» What you need to do
Give the data again, word for word.

» The records
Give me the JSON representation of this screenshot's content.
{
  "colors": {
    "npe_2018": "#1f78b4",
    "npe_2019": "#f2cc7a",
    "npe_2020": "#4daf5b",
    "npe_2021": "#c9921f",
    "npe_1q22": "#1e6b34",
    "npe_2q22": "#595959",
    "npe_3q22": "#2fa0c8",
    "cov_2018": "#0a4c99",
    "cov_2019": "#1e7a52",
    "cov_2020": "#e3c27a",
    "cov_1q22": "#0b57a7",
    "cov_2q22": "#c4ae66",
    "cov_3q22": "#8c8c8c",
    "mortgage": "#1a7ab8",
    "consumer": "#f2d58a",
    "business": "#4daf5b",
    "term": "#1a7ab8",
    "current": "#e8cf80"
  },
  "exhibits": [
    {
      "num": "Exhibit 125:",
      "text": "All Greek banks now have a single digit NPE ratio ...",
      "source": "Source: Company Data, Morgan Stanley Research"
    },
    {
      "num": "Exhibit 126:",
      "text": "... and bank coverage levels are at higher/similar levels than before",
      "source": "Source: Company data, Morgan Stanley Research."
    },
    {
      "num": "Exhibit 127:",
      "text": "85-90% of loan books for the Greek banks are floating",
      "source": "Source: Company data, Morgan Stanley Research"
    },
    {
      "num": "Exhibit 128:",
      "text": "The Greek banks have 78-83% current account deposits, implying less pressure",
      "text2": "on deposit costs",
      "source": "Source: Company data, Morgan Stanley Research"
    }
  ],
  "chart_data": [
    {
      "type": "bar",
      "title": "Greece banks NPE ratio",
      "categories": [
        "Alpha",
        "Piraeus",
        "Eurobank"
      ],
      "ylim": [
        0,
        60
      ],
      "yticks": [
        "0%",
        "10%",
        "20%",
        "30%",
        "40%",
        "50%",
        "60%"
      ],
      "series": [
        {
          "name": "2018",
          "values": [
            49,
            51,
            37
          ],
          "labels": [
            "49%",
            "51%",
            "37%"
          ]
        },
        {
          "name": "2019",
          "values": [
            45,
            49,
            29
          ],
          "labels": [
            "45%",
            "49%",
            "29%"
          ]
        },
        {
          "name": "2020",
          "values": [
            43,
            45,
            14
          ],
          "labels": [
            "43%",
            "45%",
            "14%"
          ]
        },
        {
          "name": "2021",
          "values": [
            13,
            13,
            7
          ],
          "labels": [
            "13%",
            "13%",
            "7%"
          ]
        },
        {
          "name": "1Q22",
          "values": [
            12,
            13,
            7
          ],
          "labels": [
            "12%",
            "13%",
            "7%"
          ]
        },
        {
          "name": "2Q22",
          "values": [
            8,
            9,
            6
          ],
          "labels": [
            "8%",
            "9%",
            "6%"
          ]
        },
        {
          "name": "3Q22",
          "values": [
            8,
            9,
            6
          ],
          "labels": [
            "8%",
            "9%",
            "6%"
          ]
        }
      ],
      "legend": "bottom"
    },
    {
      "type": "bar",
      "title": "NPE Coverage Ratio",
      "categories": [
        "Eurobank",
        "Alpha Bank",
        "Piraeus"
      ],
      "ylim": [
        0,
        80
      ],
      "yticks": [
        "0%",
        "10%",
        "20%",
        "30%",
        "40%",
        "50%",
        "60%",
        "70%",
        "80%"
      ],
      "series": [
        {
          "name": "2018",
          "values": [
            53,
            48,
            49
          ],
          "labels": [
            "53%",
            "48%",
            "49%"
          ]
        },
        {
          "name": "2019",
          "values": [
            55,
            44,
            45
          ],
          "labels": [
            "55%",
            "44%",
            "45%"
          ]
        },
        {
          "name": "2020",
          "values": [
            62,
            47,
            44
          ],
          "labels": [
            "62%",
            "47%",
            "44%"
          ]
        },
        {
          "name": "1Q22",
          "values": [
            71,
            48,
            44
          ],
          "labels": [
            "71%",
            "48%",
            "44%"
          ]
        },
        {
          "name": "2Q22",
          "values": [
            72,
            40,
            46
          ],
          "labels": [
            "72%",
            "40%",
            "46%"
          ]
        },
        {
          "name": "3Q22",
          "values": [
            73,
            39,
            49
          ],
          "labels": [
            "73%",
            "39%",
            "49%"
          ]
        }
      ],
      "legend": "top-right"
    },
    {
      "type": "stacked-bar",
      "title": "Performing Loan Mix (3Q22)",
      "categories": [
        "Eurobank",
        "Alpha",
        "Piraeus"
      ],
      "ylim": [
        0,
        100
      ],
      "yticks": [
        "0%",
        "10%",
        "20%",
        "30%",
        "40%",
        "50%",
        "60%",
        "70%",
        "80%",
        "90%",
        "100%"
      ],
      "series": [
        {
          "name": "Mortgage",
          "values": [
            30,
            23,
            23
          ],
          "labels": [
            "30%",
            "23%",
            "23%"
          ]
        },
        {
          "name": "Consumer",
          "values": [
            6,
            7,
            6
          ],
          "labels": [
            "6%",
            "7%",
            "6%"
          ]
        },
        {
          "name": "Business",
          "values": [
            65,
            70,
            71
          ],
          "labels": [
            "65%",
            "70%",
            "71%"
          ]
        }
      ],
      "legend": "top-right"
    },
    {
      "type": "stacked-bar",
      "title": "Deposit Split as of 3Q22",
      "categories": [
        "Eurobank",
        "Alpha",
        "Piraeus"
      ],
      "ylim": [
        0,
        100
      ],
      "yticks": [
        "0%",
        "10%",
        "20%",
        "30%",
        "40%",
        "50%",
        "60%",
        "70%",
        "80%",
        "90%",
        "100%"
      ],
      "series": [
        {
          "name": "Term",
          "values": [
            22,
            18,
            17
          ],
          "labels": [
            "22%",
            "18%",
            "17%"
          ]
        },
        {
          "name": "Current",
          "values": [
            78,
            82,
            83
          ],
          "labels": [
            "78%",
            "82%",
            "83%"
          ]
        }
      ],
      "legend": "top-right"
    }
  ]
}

» Worked solution
Give me the JSON representation of this screenshot's content.
{
  "colors": {
    "npe_2018": "#1f78b4",
    "npe_2019": "#f2cc7a",
    "npe_2020": "#4daf5b",
    "npe_2021": "#c9921f",
    "npe_1q22": "#1e6b34",
    "npe_2q22": "#595959",
    "npe_3q22": "#2fa0c8",
    "cov_2018": "#0a4c99",
    "cov_2019": "#1e7a52",
    "cov_2020": "#e3c27a",
    "cov_1q22": "#0b57a7",
    "cov_2q22": "#c4ae66",
    "cov_3q22": "#8c8c8c",
    "mortgage": "#1a7ab8",
    "consumer": "#f2d58a",
    "business": "#4daf5b",
    "term": "#1a7ab8",
    "current": "#e8cf80"
  },
  "exhibits": [
    {
      "num": "Exhibit 125:",
      "text": "All Greek banks now have a single digit NPE ratio ...",
      "source": "Source: Company Data, Morgan Stanley Research"
    },
    {
      "num": "Exhibit 126:",
      "text": "... and bank coverage levels are at higher/similar levels than before",
      "source": "Source: Company data, Morgan Stanley Research."
    },
    {
      "num": "Exhibit 127:",
      "text": "85-90% of loan books for the Greek banks are floating",
      "source": "Source: Company data, Morgan Stanley Research"
    },
    {
      "num": "Exhibit 128:",
      "text": "The Greek banks have 78-83% current account deposits, implying less pressure",
      "text2": "on deposit costs",
      "source": "Source: Company data, Morgan Stanley Research"
    }
  ],
  "chart_data": [
    {
      "type": "bar",
      "title": "Greece banks NPE ratio",
      "categories": [
        "Alpha",
        "Piraeus",
        "Eurobank"
      ],
      "ylim": [
        0,
        60
      ],
      "yticks": [
        "0%",
        "10%",
        "20%",
        "30%",
        "40%",
        "50%",
        "60%"
      ],
      "series": [
        {
          "name": "2018",
          "values": [
            49,
            51,
            37
          ],
          "labels": [
            "49%",
            "51%",
            "37%"
          ]
        },
        {
          "name": "2019",
          "values": [
            45,
            49,
            29
          ],
          "labels": [
            "45%",
            "49%",
            "29%"
          ]
        },
        {
          "name": "2020",
          "values": [
            43,
            45,
            14
          ],
          "labels": [
            "43%",
            "45%",
            "14%"
          ]
        },
        {
          "name": "2021",
          "values": [
            13,
            13,
            7
          ],
          "labels": [
            "13%",
            "13%",
            "7%"
          ]
        },
        {
          "name": "1Q22",
          "values": [
            12,
            13,
            7
          ],
          "labels": [
            "12%",
            "13%",
            "7%"
          ]
        },
        {
          "name": "2Q22",
          "values": [
            8,
            9,
            6
          ],
          "labels": [
            "8%",
            "9%",
            "6%"
          ]
        },
        {
          "name": "3Q22",
          "values": [
            8,
            9,
            6
          ],
          "labels": [
            "8%",
            "9%",
            "6%"
          ]
        }
      ],
      "legend": "bottom"
    },
    {
      "type": "bar",
      "title": "NPE Coverage Ratio",
      "categories": [
        "Eurobank",
        "Alpha Bank",
        "Piraeus"
      ],
      "ylim": [
        0,
        80
      ],
      "yticks": [
        "0%",
        "10%",
        "20%",
        "30%",
        "40%",
        "50%",
        "60%",
        "70%",
        "80%"
      ],
      "series": [
        {
          "name": "2018",
          "values": [
            53,
            48,
            49
          ],
          "labels": [
            "53%",
            "48%",
            "49%"
          ]
        },
        {
          "name": "2019",
          "values": [
            55,
            44,
            45
          ],
          "labels": [
            "55%",
            "44%",
            "45%"
          ]
        },
        {
          "name": "2020",
          "values": [
            62,
            47,
            44
          ],
          "labels": [
            "62%",
            "47%",
            "44%"
          ]
        },
        {
          "name": "1Q22",
          "values": [
            71,
            48,
            44
          ],
          "labels": [
            "71%",
            "48%",
            "44%"
          ]
        },
        {
          "name": "2Q22",
          "values": [
            72,
            40,
            46
          ],
          "labels": [
            "72%",
            "40%",
            "46%"
          ]
        },
        {
          "name": "3Q22",
          "values": [
            73,
            39,
            49
          ],
          "labels": [
            "73%",
            "39%",
            "49%"
          ]
        }
      ],
      "legend": "top-right"
    },
    {
      "type": "stacked-bar",
      "title": "Performing Loan Mix (3Q22)",
      "categories": [
        "Eurobank",
        "Alpha",
        "Piraeus"
      ],
      "ylim": [
        0,
        100
      ],
      "yticks": [
        "0%",
        "10%",
        "20%",
        "30%",
        "40%",
        "50%",
        "60%",
        "70%",
        "80%",
        "90%",
        "100%"
      ],
      "series": [
        {
          "name": "Mortgage",
          "values": [
            30,
            23,
            23
          ],
          "labels": [
            "30%",
            "23%",
            "23%"
          ]
        },
        {
          "name": "Consumer",
          "values": [
            6,
            7,
            6
          ],
          "labels": [
            "6%",
            "7%",
            "6%"
          ]
        },
        {
          "name": "Business",
          "values": [
            65,
            70,
            71
          ],
          "labels": [
            "65%",
            "70%",
            "71%"
          ]
        }
      ],
      "legend": "top-right"
    },
    {
      "type": "stacked-bar",
      "title": "Deposit Split as of 3Q22",
      "categories": [
        "Eurobank",
        "Alpha",
        "Piraeus"
      ],
      "ylim": [
        0,
        100
      ],
      "yticks": [
        "0%",
        "10%",
        "20%",
        "30%",
        "40%",
        "50%",
        "60%",
        "70%",
        "80%",
        "90%",
        "100%"
      ],
      "series": [
        {
          "name": "Term",
          "values": [
            22,
            18,
            17
          ],
          "labels": [
            "22%",
            "18%",
            "17%"
          ]
        },
        {
          "name": "Current",
          "values": [
            78,
            82,
            83
          ],
          "labels": [
            "78%",
            "82%",
            "83%"
          ]
        }
      ],
      "legend": "top-right"
    }
  ]
}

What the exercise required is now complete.